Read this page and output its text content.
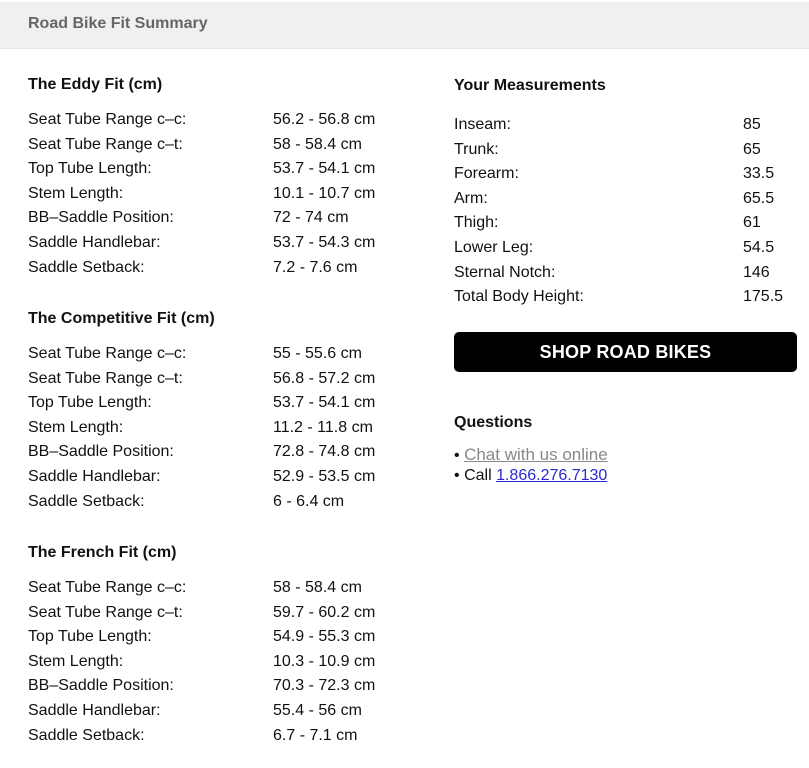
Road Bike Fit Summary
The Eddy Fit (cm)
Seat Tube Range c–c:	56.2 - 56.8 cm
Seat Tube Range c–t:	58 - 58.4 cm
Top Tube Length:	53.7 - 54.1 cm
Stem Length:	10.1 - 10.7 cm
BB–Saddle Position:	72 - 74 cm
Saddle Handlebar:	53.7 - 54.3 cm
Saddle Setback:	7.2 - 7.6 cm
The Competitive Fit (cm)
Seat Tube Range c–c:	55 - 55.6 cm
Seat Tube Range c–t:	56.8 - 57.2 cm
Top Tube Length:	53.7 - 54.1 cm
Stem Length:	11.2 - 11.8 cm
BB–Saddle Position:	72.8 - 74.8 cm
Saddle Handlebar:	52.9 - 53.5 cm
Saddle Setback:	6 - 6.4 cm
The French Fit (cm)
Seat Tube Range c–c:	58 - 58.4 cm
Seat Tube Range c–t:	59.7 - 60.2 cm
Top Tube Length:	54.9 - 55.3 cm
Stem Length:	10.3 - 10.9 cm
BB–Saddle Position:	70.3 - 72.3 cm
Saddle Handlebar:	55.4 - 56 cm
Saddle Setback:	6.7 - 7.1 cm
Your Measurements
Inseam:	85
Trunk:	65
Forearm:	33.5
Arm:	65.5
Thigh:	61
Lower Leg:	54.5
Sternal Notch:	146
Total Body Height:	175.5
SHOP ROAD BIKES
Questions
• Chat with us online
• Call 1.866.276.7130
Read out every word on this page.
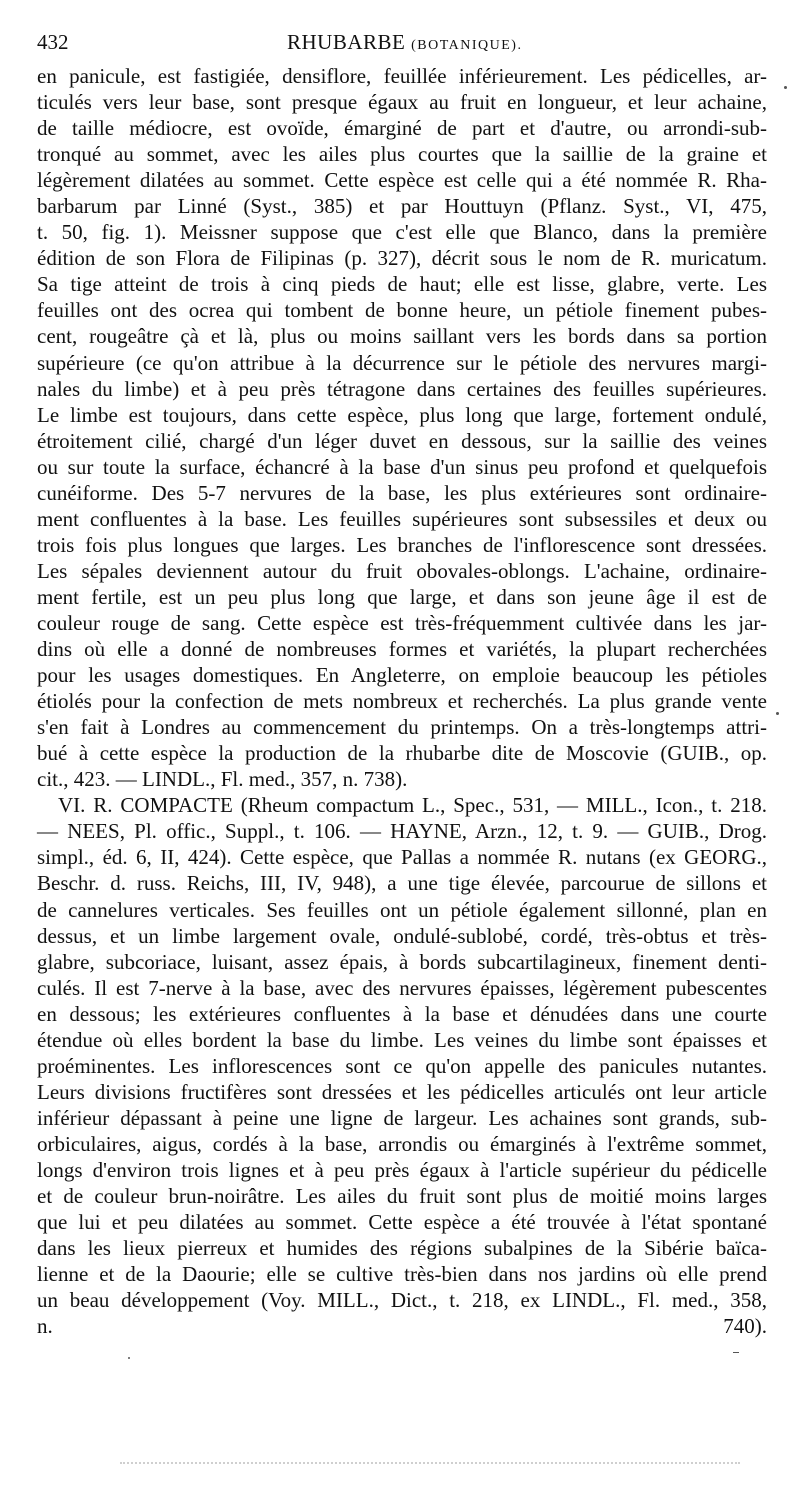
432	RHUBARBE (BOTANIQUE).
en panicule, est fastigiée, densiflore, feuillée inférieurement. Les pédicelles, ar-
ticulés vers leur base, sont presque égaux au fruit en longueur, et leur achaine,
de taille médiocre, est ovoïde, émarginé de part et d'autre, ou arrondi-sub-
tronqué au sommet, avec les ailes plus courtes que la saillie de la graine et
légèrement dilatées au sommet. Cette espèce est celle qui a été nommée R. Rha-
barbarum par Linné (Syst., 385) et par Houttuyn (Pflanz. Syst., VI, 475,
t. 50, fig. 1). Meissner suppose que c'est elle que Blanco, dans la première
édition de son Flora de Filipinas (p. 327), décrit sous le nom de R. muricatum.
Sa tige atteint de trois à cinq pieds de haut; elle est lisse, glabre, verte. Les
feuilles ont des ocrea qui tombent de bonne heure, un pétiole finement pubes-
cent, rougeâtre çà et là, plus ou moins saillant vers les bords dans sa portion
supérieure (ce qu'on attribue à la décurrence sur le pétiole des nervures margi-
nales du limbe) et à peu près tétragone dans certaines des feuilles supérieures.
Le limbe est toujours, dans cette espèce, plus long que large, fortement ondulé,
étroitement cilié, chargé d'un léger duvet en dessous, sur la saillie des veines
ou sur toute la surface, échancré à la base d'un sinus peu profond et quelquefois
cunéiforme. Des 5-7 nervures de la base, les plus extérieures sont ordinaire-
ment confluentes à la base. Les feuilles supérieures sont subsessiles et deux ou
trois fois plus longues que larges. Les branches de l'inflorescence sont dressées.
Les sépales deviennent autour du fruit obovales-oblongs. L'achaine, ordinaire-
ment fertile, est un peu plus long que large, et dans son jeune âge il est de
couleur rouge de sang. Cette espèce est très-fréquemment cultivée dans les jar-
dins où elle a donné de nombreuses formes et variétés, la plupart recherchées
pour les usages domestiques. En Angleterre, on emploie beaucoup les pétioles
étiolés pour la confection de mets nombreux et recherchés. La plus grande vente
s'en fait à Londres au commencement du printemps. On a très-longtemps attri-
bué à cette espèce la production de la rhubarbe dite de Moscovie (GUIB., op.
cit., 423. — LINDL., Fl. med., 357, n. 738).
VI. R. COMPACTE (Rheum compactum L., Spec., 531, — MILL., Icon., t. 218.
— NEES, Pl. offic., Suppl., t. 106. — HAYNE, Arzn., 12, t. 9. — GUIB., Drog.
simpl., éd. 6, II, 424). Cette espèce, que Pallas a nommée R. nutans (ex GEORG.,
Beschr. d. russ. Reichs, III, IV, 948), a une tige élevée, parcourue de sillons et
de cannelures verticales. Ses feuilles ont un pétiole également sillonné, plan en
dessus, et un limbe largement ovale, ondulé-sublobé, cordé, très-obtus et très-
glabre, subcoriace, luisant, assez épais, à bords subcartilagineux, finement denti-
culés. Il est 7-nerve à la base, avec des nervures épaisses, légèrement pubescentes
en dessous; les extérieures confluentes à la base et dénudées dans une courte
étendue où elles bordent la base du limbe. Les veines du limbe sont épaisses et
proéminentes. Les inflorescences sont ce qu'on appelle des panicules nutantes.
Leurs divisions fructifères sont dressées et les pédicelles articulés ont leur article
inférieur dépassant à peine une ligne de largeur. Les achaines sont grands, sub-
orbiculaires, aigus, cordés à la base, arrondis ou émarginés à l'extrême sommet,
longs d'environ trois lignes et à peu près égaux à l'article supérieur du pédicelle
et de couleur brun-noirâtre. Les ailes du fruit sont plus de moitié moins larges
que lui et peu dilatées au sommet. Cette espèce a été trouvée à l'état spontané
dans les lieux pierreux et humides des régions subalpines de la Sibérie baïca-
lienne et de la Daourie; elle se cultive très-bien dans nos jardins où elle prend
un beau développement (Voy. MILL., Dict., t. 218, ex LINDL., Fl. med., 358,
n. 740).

● **WHAT IS BEING ASKED**
Check each line of the records above for the string "dilatées", and report every line that has it.

● **TASK OUTPUT**
légèrement dilatées au sommet. Cette espèce est celle qui a été nommée R. Rha-
que lui et peu dilatées au sommet. Cette espèce a été trouvée à l'état spontané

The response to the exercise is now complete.